** Start of Listed records **
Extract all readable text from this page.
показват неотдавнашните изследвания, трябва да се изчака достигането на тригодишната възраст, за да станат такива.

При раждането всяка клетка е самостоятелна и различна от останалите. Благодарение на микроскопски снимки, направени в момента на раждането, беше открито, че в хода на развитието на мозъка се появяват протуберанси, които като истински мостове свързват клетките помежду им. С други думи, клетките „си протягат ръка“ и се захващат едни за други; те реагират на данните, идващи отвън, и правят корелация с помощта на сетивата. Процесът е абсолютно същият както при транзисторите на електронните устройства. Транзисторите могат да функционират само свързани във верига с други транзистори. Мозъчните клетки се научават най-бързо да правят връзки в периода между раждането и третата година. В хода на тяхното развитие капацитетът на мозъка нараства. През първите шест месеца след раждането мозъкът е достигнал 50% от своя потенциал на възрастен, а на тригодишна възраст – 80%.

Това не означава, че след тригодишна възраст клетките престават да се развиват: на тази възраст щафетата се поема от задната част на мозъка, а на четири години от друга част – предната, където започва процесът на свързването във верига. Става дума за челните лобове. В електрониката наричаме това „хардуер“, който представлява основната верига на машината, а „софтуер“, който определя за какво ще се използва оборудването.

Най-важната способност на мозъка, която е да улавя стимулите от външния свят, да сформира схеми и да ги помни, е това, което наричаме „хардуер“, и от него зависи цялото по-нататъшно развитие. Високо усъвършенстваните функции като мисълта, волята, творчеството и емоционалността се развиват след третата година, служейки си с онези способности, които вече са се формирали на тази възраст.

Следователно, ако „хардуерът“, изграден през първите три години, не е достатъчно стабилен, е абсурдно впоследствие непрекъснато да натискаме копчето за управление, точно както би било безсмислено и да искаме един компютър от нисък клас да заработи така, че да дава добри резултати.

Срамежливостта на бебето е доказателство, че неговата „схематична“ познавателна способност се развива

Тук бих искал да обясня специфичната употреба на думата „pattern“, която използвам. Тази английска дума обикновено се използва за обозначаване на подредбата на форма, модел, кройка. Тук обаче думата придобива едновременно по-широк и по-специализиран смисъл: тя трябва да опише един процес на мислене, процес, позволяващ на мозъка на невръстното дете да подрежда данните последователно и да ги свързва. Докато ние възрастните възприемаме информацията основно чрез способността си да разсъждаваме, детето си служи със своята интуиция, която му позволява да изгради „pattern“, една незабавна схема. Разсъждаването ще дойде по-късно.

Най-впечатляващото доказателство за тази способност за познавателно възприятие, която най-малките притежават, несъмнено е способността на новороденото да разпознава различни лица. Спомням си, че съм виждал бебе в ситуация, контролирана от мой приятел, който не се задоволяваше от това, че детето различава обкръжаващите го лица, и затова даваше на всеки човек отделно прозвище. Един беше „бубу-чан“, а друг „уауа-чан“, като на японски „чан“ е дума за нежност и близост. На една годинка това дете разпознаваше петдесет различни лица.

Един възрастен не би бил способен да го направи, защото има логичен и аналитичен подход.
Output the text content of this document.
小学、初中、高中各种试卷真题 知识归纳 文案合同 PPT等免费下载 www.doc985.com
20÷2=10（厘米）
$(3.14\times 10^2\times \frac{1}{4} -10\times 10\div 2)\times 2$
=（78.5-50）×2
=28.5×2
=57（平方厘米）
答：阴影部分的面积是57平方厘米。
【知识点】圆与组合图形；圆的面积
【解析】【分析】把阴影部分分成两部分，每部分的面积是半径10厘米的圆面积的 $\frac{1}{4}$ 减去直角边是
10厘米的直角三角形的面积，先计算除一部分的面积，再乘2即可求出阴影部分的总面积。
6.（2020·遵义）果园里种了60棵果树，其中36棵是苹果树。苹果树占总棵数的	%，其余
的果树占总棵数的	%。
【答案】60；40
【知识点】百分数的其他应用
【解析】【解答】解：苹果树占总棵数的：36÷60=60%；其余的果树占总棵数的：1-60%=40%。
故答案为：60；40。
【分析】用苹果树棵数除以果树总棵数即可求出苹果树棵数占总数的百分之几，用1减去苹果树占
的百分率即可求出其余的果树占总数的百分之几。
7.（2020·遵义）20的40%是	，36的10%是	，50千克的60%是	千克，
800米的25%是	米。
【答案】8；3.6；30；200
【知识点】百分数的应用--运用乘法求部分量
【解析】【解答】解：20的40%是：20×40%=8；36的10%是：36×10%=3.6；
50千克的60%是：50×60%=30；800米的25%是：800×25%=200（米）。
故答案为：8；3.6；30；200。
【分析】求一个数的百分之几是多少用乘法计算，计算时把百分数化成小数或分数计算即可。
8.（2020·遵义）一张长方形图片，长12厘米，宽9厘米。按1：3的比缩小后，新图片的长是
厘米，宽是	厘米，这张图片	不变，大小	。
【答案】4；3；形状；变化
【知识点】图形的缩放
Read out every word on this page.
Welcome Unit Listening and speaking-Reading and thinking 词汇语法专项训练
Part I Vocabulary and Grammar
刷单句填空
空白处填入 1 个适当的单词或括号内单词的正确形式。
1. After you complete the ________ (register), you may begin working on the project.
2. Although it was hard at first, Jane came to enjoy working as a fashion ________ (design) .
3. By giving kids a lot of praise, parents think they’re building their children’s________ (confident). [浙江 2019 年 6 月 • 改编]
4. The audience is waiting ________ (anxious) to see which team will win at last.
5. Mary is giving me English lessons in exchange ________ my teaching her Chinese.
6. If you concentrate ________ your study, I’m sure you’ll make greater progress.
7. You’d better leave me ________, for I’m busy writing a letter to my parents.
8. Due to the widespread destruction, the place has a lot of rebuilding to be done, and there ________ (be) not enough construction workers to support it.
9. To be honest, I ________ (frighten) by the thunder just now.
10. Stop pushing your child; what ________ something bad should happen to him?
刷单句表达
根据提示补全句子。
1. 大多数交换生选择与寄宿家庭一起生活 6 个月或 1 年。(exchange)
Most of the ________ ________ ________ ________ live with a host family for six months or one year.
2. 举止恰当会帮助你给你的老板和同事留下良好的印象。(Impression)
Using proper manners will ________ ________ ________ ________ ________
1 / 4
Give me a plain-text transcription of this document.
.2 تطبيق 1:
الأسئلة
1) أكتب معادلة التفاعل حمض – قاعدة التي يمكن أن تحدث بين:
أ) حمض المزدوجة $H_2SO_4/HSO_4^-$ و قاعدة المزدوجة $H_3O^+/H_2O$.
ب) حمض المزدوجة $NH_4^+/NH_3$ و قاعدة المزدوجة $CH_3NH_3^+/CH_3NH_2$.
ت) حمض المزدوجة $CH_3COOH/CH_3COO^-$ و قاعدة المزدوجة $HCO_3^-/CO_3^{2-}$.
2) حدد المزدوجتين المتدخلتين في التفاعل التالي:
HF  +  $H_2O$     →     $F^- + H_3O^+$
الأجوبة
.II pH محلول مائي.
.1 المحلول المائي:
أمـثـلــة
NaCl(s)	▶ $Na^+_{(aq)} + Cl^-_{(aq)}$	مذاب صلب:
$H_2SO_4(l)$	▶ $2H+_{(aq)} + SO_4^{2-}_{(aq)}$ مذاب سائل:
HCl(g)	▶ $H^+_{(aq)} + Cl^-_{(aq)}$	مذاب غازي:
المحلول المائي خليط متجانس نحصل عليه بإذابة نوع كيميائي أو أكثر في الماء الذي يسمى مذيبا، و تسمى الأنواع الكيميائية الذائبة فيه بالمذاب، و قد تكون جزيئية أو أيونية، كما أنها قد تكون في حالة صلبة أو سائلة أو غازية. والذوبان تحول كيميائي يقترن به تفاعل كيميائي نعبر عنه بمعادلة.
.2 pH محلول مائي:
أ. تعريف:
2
** End of Listed records **
§ Instructions for the task
Each record must be returned exactly as it is written.

§ Response
Extract all readable text from this page.
показват неотдавнашните изследвания, трябва да се изчака достигането на тригодишната възраст, за да станат такива.

При раждането всяка клетка е самостоятелна и различна от останалите. Благодарение на микроскопски снимки, направени в момента на раждането, беше открито, че в хода на развитието на мозъка се появяват протуберанси, които като истински мостове свързват клетките помежду им. С други думи, клетките „си протягат ръка“ и се захващат едни за други; те реагират на данните, идващи отвън, и правят корелация с помощта на сетивата. Процесът е абсолютно същият както при транзисторите на електронните устройства. Транзисторите могат да функционират само свързани във верига с други транзистори. Мозъчните клетки се научават най-бързо да правят връзки в периода между раждането и третата година. В хода на тяхното развитие капацитетът на мозъка нараства. През първите шест месеца след раждането мозъкът е достигнал 50% от своя потенциал на възрастен, а на тригодишна възраст – 80%.

Това не означава, че след тригодишна възраст клетките престават да се развиват: на тази възраст щафетата се поема от задната част на мозъка, а на четири години от друга част – предната, където започва процесът на свързването във верига. Става дума за челните лобове. В електрониката наричаме това „хардуер“, който представлява основната верига на машината, а „софтуер“, който определя за какво ще се използва оборудването.

Най-важната способност на мозъка, която е да улавя стимулите от външния свят, да сформира схеми и да ги помни, е това, което наричаме „хардуер“, и от него зависи цялото по-нататъшно развитие. Високо усъвършенстваните функции като мисълта, волята, творчеството и емоционалността се развиват след третата година, служейки си с онези способности, които вече са се формирали на тази възраст.

Следователно, ако „хардуерът“, изграден през първите три години, не е достатъчно стабилен, е абсурдно впоследствие непрекъснато да натискаме копчето за управление, точно както би било безсмислено и да искаме един компютър от нисък клас да заработи така, че да дава добри резултати.

Срамежливостта на бебето е доказателство, че неговата „схематична“ познавателна способност се развива

Тук бих искал да обясня специфичната употреба на думата „pattern“, която използвам. Тази английска дума обикновено се използва за обозначаване на подредбата на форма, модел, кройка. Тук обаче думата придобива едновременно по-широк и по-специализиран смисъл: тя трябва да опише един процес на мислене, процес, позволяващ на мозъка на невръстното дете да подрежда данните последователно и да ги свързва. Докато ние възрастните възприемаме информацията основно чрез способността си да разсъждаваме, детето си служи със своята интуиция, която му позволява да изгради „pattern“, една незабавна схема. Разсъждаването ще дойде по-късно.

Най-впечатляващото доказателство за тази способност за познавателно възприятие, която най-малките притежават, несъмнено е способността на новороденото да разпознава различни лица. Спомням си, че съм виждал бебе в ситуация, контролирана от мой приятел, който не се задоволяваше от това, че детето различава обкръжаващите го лица, и затова даваше на всеки човек отделно прозвище. Един беше „бубу-чан“, а друг „уауа-чан“, като на японски „чан“ е дума за нежност и близост. На една годинка това дете разпознаваше петдесет различни лица.

Един възрастен не би бил способен да го направи, защото има логичен и аналитичен подход.
Output the text content of this document.
小学、初中、高中各种试卷真题 知识归纳 文案合同 PPT等免费下载 www.doc985.com
20÷2=10（厘米）
$(3.14\times 10^2\times \frac{1}{4} -10\times 10\div 2)\times 2$
=（78.5-50）×2
=28.5×2
=57（平方厘米）
答：阴影部分的面积是57平方厘米。
【知识点】圆与组合图形；圆的面积
【解析】【分析】把阴影部分分成两部分，每部分的面积是半径10厘米的圆面积的 $\frac{1}{4}$ 减去直角边是
10厘米的直角三角形的面积，先计算除一部分的面积，再乘2即可求出阴影部分的总面积。
6.（2020·遵义）果园里种了60棵果树，其中36棵是苹果树。苹果树占总棵数的	%，其余
的果树占总棵数的	%。
【答案】60；40
【知识点】百分数的其他应用
【解析】【解答】解：苹果树占总棵数的：36÷60=60%；其余的果树占总棵数的：1-60%=40%。
故答案为：60；40。
【分析】用苹果树棵数除以果树总棵数即可求出苹果树棵数占总数的百分之几，用1减去苹果树占
的百分率即可求出其余的果树占总数的百分之几。
7.（2020·遵义）20的40%是	，36的10%是	，50千克的60%是	千克，
800米的25%是	米。
【答案】8；3.6；30；200
【知识点】百分数的应用--运用乘法求部分量
【解析】【解答】解：20的40%是：20×40%=8；36的10%是：36×10%=3.6；
50千克的60%是：50×60%=30；800米的25%是：800×25%=200（米）。
故答案为：8；3.6；30；200。
【分析】求一个数的百分之几是多少用乘法计算，计算时把百分数化成小数或分数计算即可。
8.（2020·遵义）一张长方形图片，长12厘米，宽9厘米。按1：3的比缩小后，新图片的长是
厘米，宽是	厘米，这张图片	不变，大小	。
【答案】4；3；形状；变化
【知识点】图形的缩放
Read out every word on this page.
Welcome Unit Listening and speaking-Reading and thinking 词汇语法专项训练
Part I Vocabulary and Grammar
刷单句填空
空白处填入 1 个适当的单词或括号内单词的正确形式。
1. After you complete the ________ (register), you may begin working on the project.
2. Although it was hard at first, Jane came to enjoy working as a fashion ________ (design) .
3. By giving kids a lot of praise, parents think they’re building their children’s________ (confident). [浙江 2019 年 6 月 • 改编]
4. The audience is waiting ________ (anxious) to see which team will win at last.
5. Mary is giving me English lessons in exchange ________ my teaching her Chinese.
6. If you concentrate ________ your study, I’m sure you’ll make greater progress.
7. You’d better leave me ________, for I’m busy writing a letter to my parents.
8. Due to the widespread destruction, the place has a lot of rebuilding to be done, and there ________ (be) not enough construction workers to support it.
9. To be honest, I ________ (frighten) by the thunder just now.
10. Stop pushing your child; what ________ something bad should happen to him?
刷单句表达
根据提示补全句子。
1. 大多数交换生选择与寄宿家庭一起生活 6 个月或 1 年。(exchange)
Most of the ________ ________ ________ ________ live with a host family for six months or one year.
2. 举止恰当会帮助你给你的老板和同事留下良好的印象。(Impression)
Using proper manners will ________ ________ ________ ________ ________
1 / 4
Give me a plain-text transcription of this document.
.2 تطبيق 1:
الأسئلة
1) أكتب معادلة التفاعل حمض – قاعدة التي يمكن أن تحدث بين:
أ) حمض المزدوجة $H_2SO_4/HSO_4^-$ و قاعدة المزدوجة $H_3O^+/H_2O$.
ب) حمض المزدوجة $NH_4^+/NH_3$ و قاعدة المزدوجة $CH_3NH_3^+/CH_3NH_2$.
ت) حمض المزدوجة $CH_3COOH/CH_3COO^-$ و قاعدة المزدوجة $HCO_3^-/CO_3^{2-}$.
2) حدد المزدوجتين المتدخلتين في التفاعل التالي:
HF  +  $H_2O$     →     $F^- + H_3O^+$
الأجوبة
.II pH محلول مائي.
.1 المحلول المائي:
أمـثـلــة
NaCl(s)	▶ $Na^+_{(aq)} + Cl^-_{(aq)}$	مذاب صلب:
$H_2SO_4(l)$	▶ $2H+_{(aq)} + SO_4^{2-}_{(aq)}$ مذاب سائل:
HCl(g)	▶ $H^+_{(aq)} + Cl^-_{(aq)}$	مذاب غازي:
المحلول المائي خليط متجانس نحصل عليه بإذابة نوع كيميائي أو أكثر في الماء الذي يسمى مذيبا، و تسمى الأنواع الكيميائية الذائبة فيه بالمذاب، و قد تكون جزيئية أو أيونية، كما أنها قد تكون في حالة صلبة أو سائلة أو غازية. والذوبان تحول كيميائي يقترن به تفاعل كيميائي نعبر عنه بمعادلة.
.2 pH محلول مائي:
أ. تعريف:
2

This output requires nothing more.